▸ **The problem**
Gather from the material every line that contains the string "своей".

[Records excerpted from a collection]

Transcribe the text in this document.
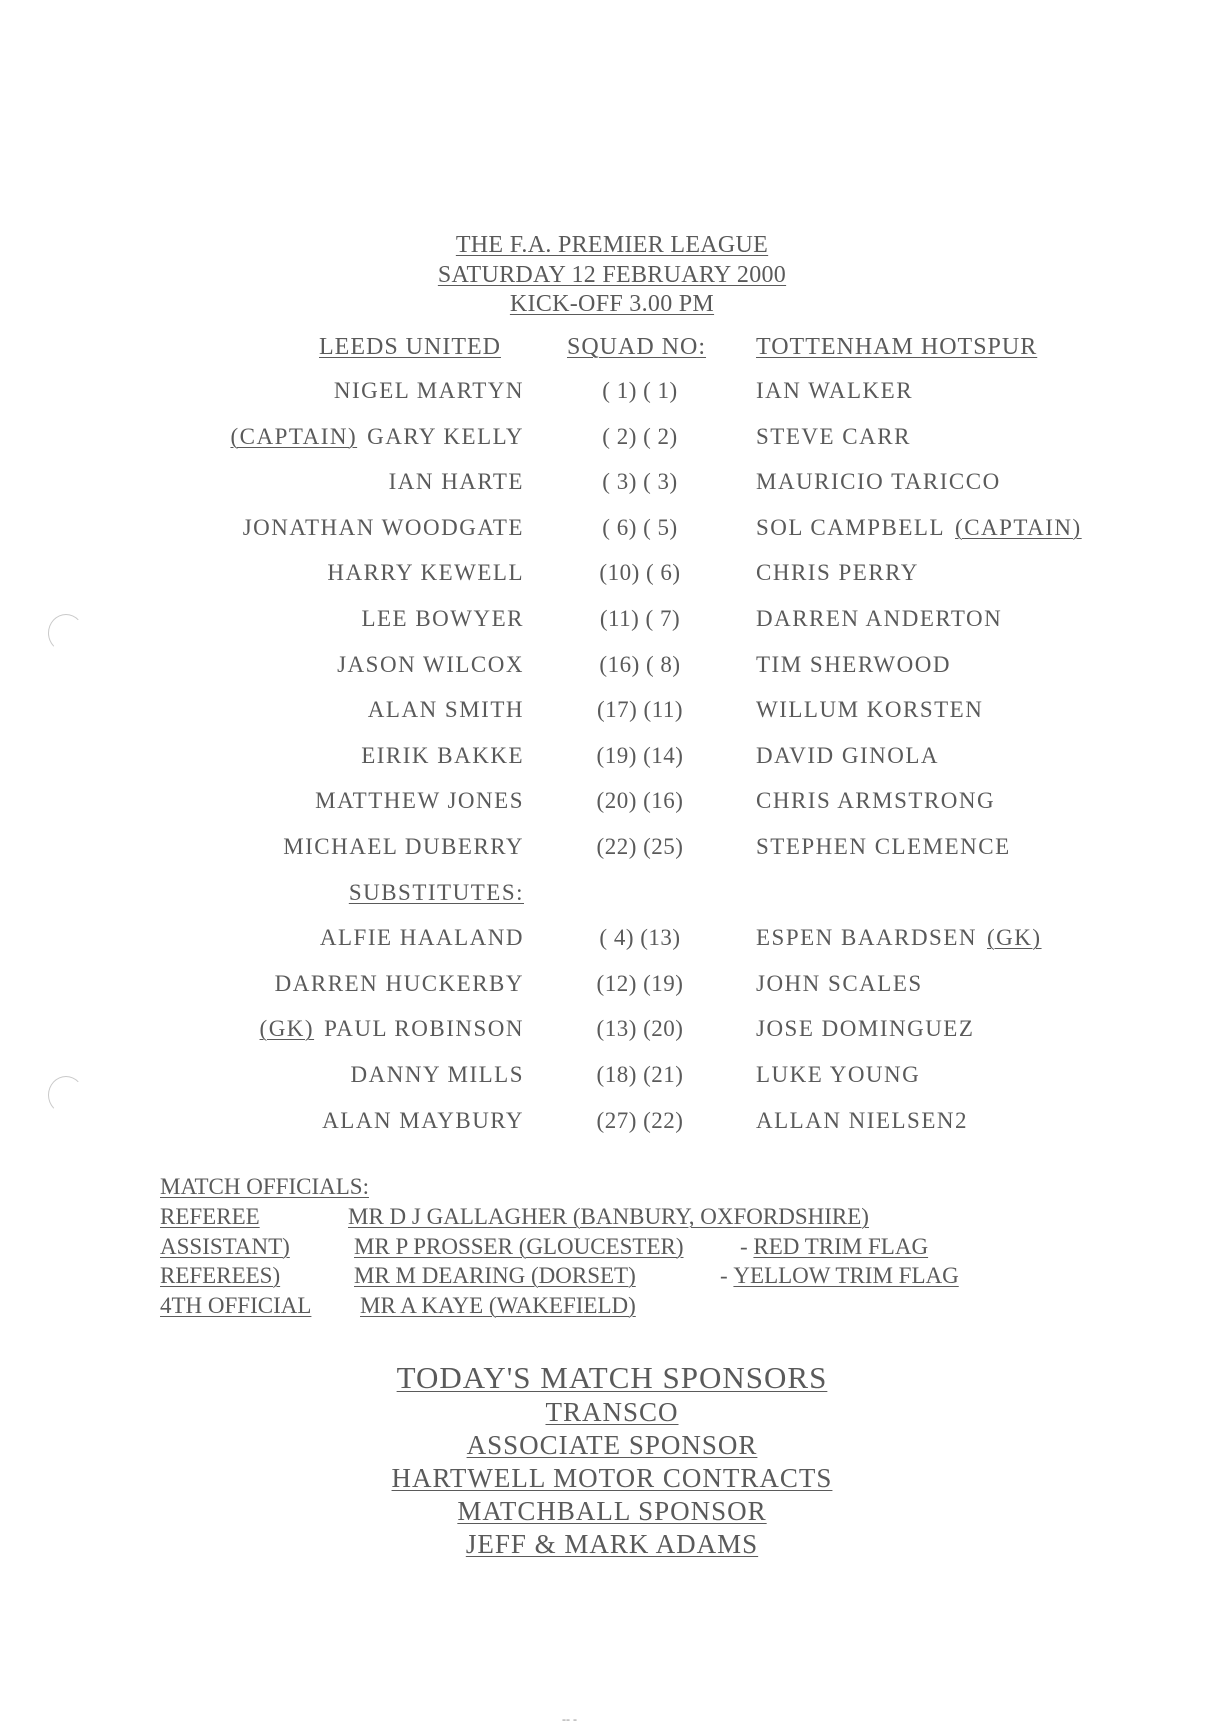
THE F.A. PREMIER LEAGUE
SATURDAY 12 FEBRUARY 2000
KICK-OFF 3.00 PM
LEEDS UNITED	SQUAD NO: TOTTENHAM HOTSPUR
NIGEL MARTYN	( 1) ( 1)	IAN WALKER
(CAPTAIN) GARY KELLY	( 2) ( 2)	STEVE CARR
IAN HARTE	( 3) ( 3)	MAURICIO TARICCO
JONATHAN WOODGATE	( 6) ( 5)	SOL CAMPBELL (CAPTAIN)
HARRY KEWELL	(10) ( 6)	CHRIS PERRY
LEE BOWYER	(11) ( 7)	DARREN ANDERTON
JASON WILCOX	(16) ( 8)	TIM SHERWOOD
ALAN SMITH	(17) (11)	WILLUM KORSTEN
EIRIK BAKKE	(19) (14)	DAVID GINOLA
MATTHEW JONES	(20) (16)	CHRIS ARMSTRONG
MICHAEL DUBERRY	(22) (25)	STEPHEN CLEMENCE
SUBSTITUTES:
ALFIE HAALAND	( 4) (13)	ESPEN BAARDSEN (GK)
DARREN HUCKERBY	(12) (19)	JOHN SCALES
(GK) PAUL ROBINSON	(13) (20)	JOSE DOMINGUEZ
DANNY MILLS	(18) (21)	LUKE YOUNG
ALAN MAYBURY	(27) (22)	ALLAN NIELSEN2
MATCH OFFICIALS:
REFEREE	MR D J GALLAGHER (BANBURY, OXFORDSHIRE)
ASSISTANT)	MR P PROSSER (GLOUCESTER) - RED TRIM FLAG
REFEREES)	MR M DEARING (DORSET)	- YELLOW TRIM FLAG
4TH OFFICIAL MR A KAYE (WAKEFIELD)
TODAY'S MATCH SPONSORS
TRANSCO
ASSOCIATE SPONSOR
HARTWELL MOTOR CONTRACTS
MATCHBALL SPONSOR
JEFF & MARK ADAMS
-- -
--
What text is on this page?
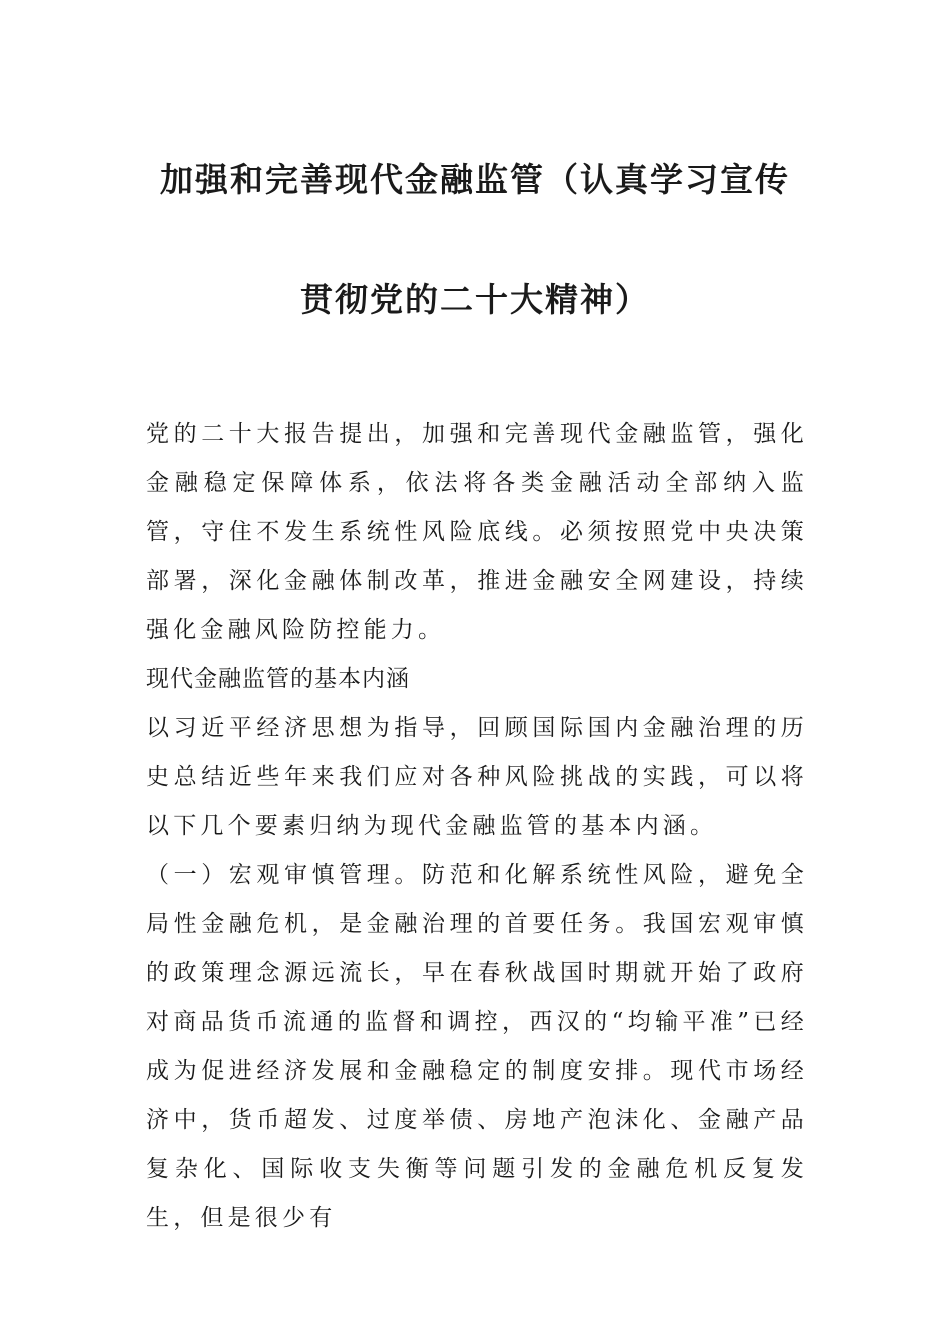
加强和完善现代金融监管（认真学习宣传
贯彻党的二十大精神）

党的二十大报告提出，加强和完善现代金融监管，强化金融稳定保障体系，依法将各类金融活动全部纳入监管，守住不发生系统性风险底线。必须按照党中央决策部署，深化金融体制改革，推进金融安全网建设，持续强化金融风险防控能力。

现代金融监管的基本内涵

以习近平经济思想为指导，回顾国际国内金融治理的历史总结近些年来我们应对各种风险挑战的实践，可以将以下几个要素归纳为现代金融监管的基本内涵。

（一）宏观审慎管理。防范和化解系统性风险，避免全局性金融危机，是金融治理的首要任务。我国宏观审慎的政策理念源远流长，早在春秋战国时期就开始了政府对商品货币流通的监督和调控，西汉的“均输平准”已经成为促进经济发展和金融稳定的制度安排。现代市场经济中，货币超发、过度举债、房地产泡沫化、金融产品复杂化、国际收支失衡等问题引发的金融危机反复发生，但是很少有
* * *
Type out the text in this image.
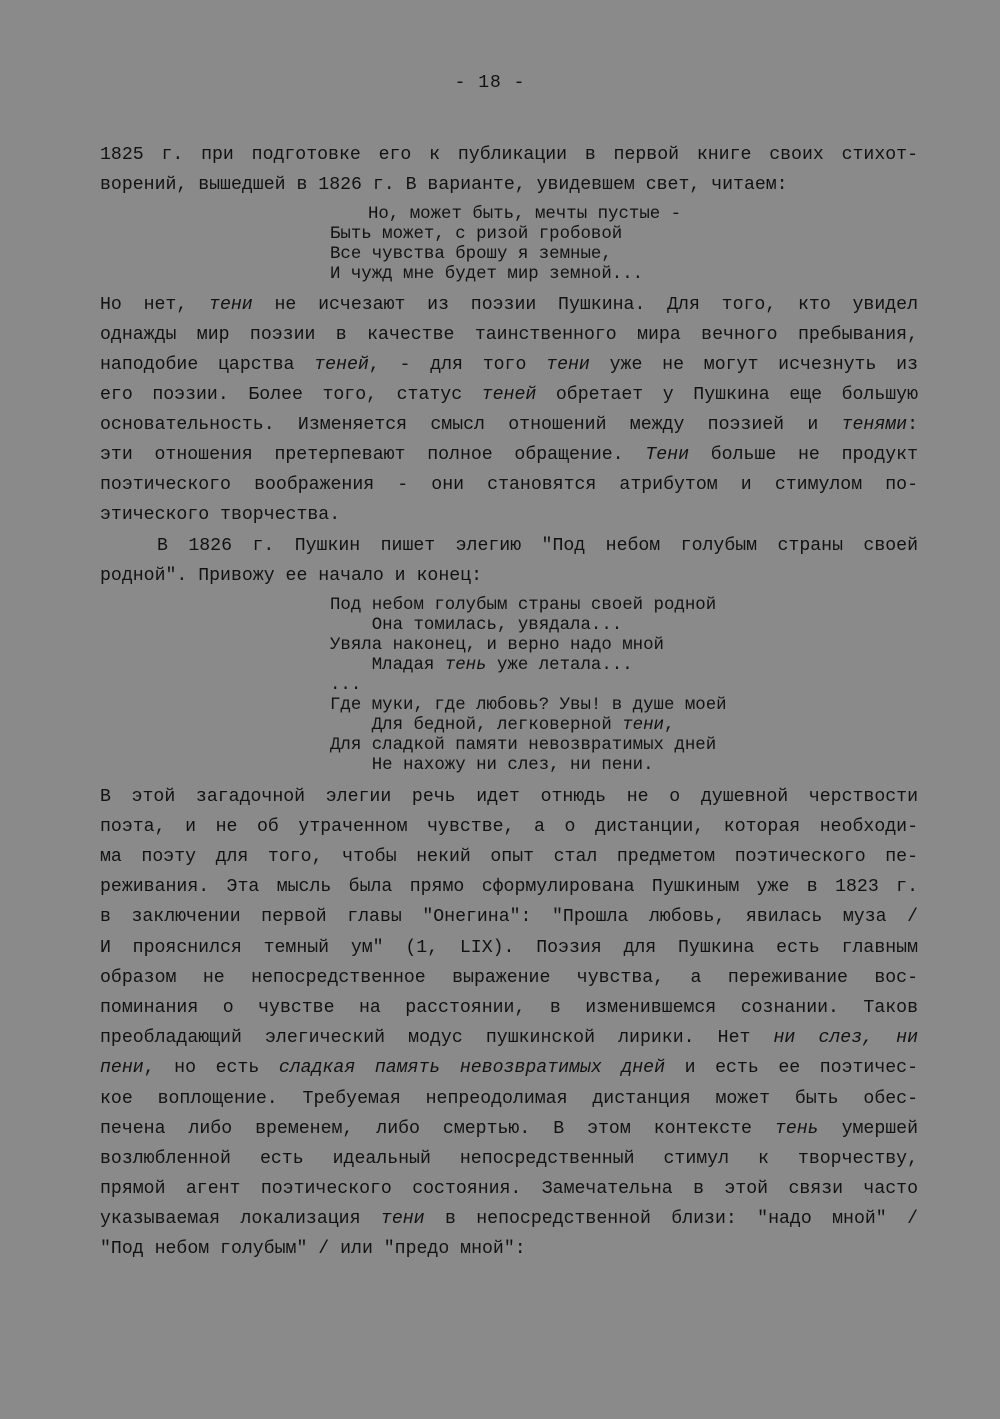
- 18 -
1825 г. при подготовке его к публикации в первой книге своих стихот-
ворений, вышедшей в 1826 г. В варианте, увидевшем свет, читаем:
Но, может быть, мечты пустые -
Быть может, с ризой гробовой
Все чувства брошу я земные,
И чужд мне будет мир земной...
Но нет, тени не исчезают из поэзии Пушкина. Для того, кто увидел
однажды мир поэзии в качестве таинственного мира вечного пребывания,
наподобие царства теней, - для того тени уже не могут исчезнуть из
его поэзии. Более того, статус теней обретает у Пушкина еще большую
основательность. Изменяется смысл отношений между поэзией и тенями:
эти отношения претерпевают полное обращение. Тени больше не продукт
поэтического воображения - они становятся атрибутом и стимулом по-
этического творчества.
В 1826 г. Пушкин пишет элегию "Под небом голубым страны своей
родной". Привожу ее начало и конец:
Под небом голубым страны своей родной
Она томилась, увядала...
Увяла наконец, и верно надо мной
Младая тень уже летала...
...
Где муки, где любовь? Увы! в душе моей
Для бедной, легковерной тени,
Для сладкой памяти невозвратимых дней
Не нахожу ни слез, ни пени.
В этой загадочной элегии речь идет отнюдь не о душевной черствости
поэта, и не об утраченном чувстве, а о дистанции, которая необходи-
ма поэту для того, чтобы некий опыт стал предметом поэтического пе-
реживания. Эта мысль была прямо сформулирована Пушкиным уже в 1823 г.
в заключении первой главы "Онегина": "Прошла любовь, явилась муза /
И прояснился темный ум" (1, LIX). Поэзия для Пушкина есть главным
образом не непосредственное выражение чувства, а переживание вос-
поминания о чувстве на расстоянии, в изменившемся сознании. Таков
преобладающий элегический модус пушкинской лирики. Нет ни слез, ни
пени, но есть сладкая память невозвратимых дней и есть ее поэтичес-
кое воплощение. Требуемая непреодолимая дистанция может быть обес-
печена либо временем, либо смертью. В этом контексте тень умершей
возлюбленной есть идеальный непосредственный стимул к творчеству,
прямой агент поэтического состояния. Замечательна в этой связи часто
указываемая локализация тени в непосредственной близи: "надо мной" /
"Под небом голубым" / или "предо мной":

▸ **Task solution**
В 1826 г. Пушкин пишет элегию "Под небом голубым страны своей
Под небом голубым страны своей родной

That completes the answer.